_Requirements_. Without including any pictures, copy each entry below exactly.

_Data records_.

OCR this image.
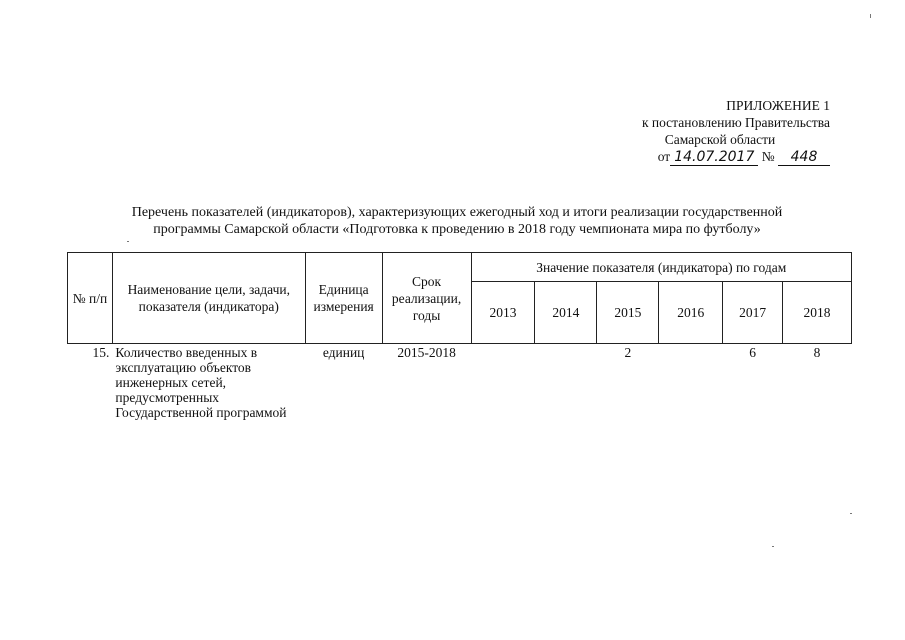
ПРИЛОЖЕНИЕ 1
к постановлению Правительства
Самарской области
от 14.07.2017 № 448
Перечень показателей (индикаторов), характеризующих ежегодный ход и итоги реализации государственной
программы Самарской области «Подготовка к проведению в 2018 году чемпионата мира по футболу»
№ п/п	Наименование цели, задачи, показателя (индикатора)	Единица измерения	Срок реализации, годы	Значение показателя (индикатора) по годам					
				2013	2014	2015	2016	2017	2018
15.	Количество введенных в эксплуатацию объектов инженерных сетей, предусмотренных Государственной программой	единиц	2015-2018			2		6	8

_Solved problem_.
OCR this image.
ПРИЛОЖЕНИЕ 1
к постановлению Правительства
Самарской области
от 14.07.2017 № 448
Перечень показателей (индикаторов), характеризующих ежегодный ход и итоги реализации государственной
программы Самарской области «Подготовка к проведению в 2018 году чемпионата мира по футболу»
№ п/п	Наименование цели, задачи, показателя (индикатора)	Единица измерения	Срок реализации, годы	Значение показателя (индикатора) по годам					
				2013	2014	2015	2016	2017	2018
15.	Количество введенных в эксплуатацию объектов инженерных сетей, предусмотренных Государственной программой	единиц	2015-2018			2		6	8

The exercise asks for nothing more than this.